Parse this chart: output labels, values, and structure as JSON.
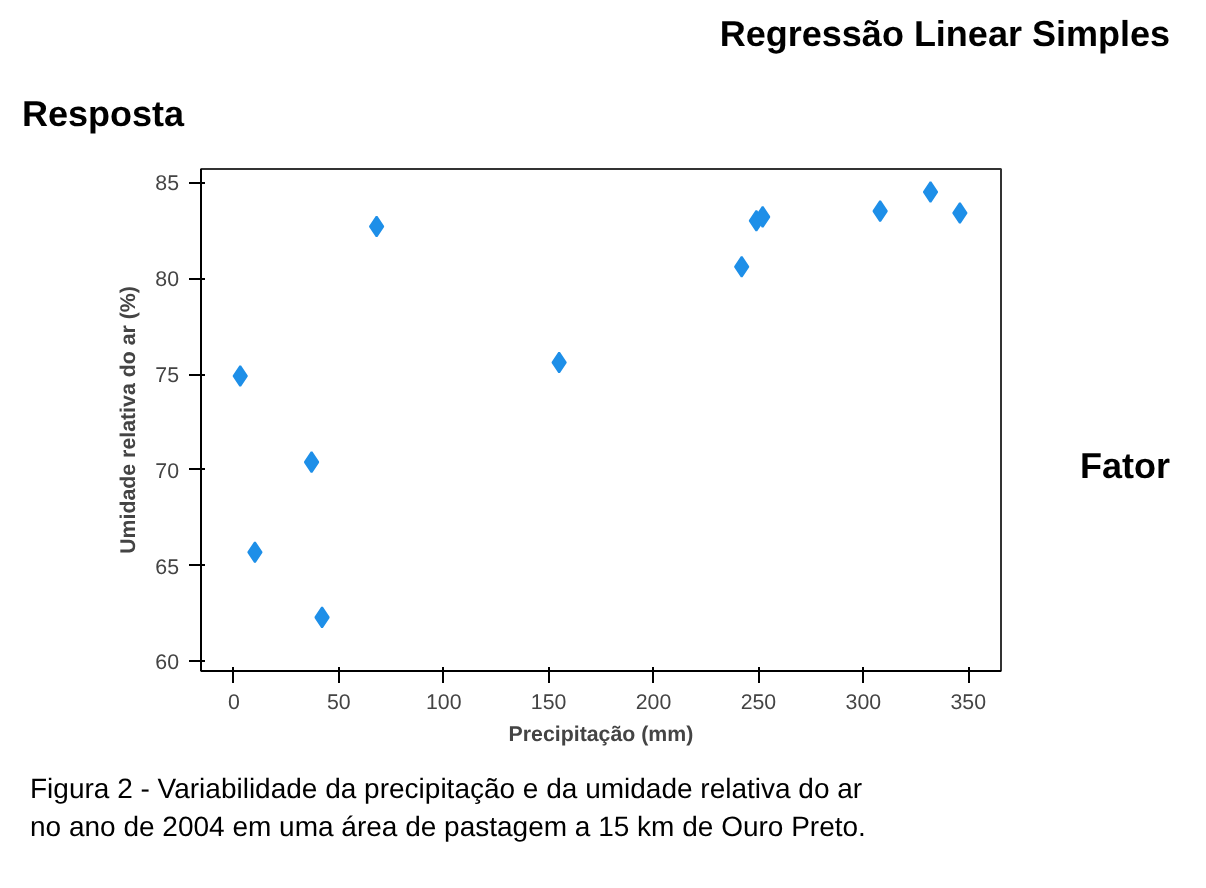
{
  "chart_data": {
    "type": "scatter",
    "title": "Regressão Linear Simples",
    "xlabel": "Precipitação (mm)",
    "ylabel": "Umidade relativa do ar (%)",
    "annotations": [
      "Resposta",
      "Fator",
      "Figura 2 -  Variabilidade da precipitação e da umidade relativa do ar",
      "no ano de 2004  em uma área de pastagem a 15 km de Ouro Preto."
    ],
    "x": [
      3,
      10,
      37,
      42,
      68,
      155,
      242,
      249,
      252,
      308,
      332,
      346
    ],
    "series": [
      {
        "color": "#1e8fe8",
        "values": [
          74.9,
          65.7,
          70.4,
          62.3,
          82.7,
          75.6,
          80.6,
          83.0,
          83.2,
          83.5,
          84.5,
          83.4
        ]
      }
    ],
    "xlim": [
      -15.7,
      365.6
    ],
    "ylim": [
      59.5,
      85.7
    ],
    "xticks": [
      0,
      50,
      100,
      150,
      200,
      250,
      300,
      350
    ],
    "yticks": [
      60,
      65,
      70,
      75,
      80,
      85
    ],
    "grid": false,
    "marker": "diamond"
  }
}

Request: Above are the records; copy every line in them that holds the word "relativa".

Result:
    "ylabel": "Umidade relativa do ar (%)",
      "Figura 2 -  Variabilidade da precipitação e da umidade relativa do ar",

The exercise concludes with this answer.